(A block of data)
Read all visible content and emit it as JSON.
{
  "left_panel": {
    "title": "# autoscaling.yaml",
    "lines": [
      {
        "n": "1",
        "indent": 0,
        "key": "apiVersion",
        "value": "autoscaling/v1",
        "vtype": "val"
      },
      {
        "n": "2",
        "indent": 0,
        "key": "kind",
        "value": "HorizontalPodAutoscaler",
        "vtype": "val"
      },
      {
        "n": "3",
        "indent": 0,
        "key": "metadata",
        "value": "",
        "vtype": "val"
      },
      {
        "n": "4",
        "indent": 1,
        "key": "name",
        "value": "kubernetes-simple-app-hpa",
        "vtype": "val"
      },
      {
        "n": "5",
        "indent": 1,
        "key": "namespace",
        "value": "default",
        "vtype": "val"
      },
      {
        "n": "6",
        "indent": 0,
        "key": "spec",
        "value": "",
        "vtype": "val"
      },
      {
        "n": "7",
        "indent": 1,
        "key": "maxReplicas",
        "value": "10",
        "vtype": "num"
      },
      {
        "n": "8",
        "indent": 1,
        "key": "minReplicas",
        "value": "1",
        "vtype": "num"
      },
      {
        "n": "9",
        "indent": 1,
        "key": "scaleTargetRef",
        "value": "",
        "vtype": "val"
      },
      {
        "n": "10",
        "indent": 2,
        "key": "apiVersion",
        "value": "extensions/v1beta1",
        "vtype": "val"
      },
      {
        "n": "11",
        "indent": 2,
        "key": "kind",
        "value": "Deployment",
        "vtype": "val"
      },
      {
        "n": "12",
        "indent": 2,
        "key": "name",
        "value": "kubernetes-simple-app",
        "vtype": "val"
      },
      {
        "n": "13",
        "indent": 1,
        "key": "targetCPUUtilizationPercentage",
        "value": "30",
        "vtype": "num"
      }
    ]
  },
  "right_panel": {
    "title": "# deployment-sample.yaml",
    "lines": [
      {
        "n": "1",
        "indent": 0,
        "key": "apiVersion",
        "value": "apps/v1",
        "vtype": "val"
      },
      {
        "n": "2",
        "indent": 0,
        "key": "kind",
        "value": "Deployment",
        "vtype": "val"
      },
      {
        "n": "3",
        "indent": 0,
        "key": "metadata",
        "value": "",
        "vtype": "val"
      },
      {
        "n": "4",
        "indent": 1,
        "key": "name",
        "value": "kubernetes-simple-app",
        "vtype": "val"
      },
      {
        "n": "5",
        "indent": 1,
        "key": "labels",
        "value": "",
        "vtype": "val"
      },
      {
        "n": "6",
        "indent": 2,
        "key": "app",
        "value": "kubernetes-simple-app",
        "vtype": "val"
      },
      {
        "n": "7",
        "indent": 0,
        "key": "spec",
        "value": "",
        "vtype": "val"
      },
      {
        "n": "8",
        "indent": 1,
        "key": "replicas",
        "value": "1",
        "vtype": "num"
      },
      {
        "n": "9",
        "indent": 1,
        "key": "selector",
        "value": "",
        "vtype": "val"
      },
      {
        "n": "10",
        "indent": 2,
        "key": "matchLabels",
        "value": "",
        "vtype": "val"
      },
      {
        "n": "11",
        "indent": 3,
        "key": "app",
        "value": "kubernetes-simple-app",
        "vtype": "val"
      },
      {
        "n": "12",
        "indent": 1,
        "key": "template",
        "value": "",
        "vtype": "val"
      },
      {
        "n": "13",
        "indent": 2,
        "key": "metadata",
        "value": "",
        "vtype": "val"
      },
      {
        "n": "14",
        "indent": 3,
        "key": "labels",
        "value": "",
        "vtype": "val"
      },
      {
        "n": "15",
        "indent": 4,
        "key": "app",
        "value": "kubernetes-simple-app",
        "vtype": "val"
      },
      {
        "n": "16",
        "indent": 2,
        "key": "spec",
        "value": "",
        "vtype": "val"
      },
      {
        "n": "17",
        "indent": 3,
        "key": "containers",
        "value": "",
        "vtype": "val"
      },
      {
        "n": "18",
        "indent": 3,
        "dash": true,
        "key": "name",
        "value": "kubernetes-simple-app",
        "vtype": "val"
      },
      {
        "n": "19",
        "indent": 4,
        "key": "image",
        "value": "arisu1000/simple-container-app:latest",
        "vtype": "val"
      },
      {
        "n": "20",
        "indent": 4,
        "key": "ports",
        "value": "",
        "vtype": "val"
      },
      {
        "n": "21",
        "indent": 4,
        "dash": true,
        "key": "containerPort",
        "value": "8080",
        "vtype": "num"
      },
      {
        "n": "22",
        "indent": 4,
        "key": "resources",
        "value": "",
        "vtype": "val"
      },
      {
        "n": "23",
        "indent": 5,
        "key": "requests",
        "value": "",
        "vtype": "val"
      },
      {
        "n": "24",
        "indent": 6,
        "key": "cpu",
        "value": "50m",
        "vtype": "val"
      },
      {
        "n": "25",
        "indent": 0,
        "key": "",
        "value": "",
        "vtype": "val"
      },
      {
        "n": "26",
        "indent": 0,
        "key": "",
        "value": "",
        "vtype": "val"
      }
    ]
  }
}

● **To be done**: Each of the records should be retyped exactly.

● **Written answer**:
Read all visible content and emit it as JSON.
{
  "left_panel": {
    "title": "# autoscaling.yaml",
    "lines": [
      {
        "n": "1",
        "indent": 0,
        "key": "apiVersion",
        "value": "autoscaling/v1",
        "vtype": "val"
      },
      {
        "n": "2",
        "indent": 0,
        "key": "kind",
        "value": "HorizontalPodAutoscaler",
        "vtype": "val"
      },
      {
        "n": "3",
        "indent": 0,
        "key": "metadata",
        "value": "",
        "vtype": "val"
      },
      {
        "n": "4",
        "indent": 1,
        "key": "name",
        "value": "kubernetes-simple-app-hpa",
        "vtype": "val"
      },
      {
        "n": "5",
        "indent": 1,
        "key": "namespace",
        "value": "default",
        "vtype": "val"
      },
      {
        "n": "6",
        "indent": 0,
        "key": "spec",
        "value": "",
        "vtype": "val"
      },
      {
        "n": "7",
        "indent": 1,
        "key": "maxReplicas",
        "value": "10",
        "vtype": "num"
      },
      {
        "n": "8",
        "indent": 1,
        "key": "minReplicas",
        "value": "1",
        "vtype": "num"
      },
      {
        "n": "9",
        "indent": 1,
        "key": "scaleTargetRef",
        "value": "",
        "vtype": "val"
      },
      {
        "n": "10",
        "indent": 2,
        "key": "apiVersion",
        "value": "extensions/v1beta1",
        "vtype": "val"
      },
      {
        "n": "11",
        "indent": 2,
        "key": "kind",
        "value": "Deployment",
        "vtype": "val"
      },
      {
        "n": "12",
        "indent": 2,
        "key": "name",
        "value": "kubernetes-simple-app",
        "vtype": "val"
      },
      {
        "n": "13",
        "indent": 1,
        "key": "targetCPUUtilizationPercentage",
        "value": "30",
        "vtype": "num"
      }
    ]
  },
  "right_panel": {
    "title": "# deployment-sample.yaml",
    "lines": [
      {
        "n": "1",
        "indent": 0,
        "key": "apiVersion",
        "value": "apps/v1",
        "vtype": "val"
      },
      {
        "n": "2",
        "indent": 0,
        "key": "kind",
        "value": "Deployment",
        "vtype": "val"
      },
      {
        "n": "3",
        "indent": 0,
        "key": "metadata",
        "value": "",
        "vtype": "val"
      },
      {
        "n": "4",
        "indent": 1,
        "key": "name",
        "value": "kubernetes-simple-app",
        "vtype": "val"
      },
      {
        "n": "5",
        "indent": 1,
        "key": "labels",
        "value": "",
        "vtype": "val"
      },
      {
        "n": "6",
        "indent": 2,
        "key": "app",
        "value": "kubernetes-simple-app",
        "vtype": "val"
      },
      {
        "n": "7",
        "indent": 0,
        "key": "spec",
        "value": "",
        "vtype": "val"
      },
      {
        "n": "8",
        "indent": 1,
        "key": "replicas",
        "value": "1",
        "vtype": "num"
      },
      {
        "n": "9",
        "indent": 1,
        "key": "selector",
        "value": "",
        "vtype": "val"
      },
      {
        "n": "10",
        "indent": 2,
        "key": "matchLabels",
        "value": "",
        "vtype": "val"
      },
      {
        "n": "11",
        "indent": 3,
        "key": "app",
        "value": "kubernetes-simple-app",
        "vtype": "val"
      },
      {
        "n": "12",
        "indent": 1,
        "key": "template",
        "value": "",
        "vtype": "val"
      },
      {
        "n": "13",
        "indent": 2,
        "key": "metadata",
        "value": "",
        "vtype": "val"
      },
      {
        "n": "14",
        "indent": 3,
        "key": "labels",
        "value": "",
        "vtype": "val"
      },
      {
        "n": "15",
        "indent": 4,
        "key": "app",
        "value": "kubernetes-simple-app",
        "vtype": "val"
      },
      {
        "n": "16",
        "indent": 2,
        "key": "spec",
        "value": "",
        "vtype": "val"
      },
      {
        "n": "17",
        "indent": 3,
        "key": "containers",
        "value": "",
        "vtype": "val"
      },
      {
        "n": "18",
        "indent": 3,
        "dash": true,
        "key": "name",
        "value": "kubernetes-simple-app",
        "vtype": "val"
      },
      {
        "n": "19",
        "indent": 4,
        "key": "image",
        "value": "arisu1000/simple-container-app:latest",
        "vtype": "val"
      },
      {
        "n": "20",
        "indent": 4,
        "key": "ports",
        "value": "",
        "vtype": "val"
      },
      {
        "n": "21",
        "indent": 4,
        "dash": true,
        "key": "containerPort",
        "value": "8080",
        "vtype": "num"
      },
      {
        "n": "22",
        "indent": 4,
        "key": "resources",
        "value": "",
        "vtype": "val"
      },
      {
        "n": "23",
        "indent": 5,
        "key": "requests",
        "value": "",
        "vtype": "val"
      },
      {
        "n": "24",
        "indent": 6,
        "key": "cpu",
        "value": "50m",
        "vtype": "val"
      },
      {
        "n": "25",
        "indent": 0,
        "key": "",
        "value": "",
        "vtype": "val"
      },
      {
        "n": "26",
        "indent": 0,
        "key": "",
        "value": "",
        "vtype": "val"
      }
    ]
  }
}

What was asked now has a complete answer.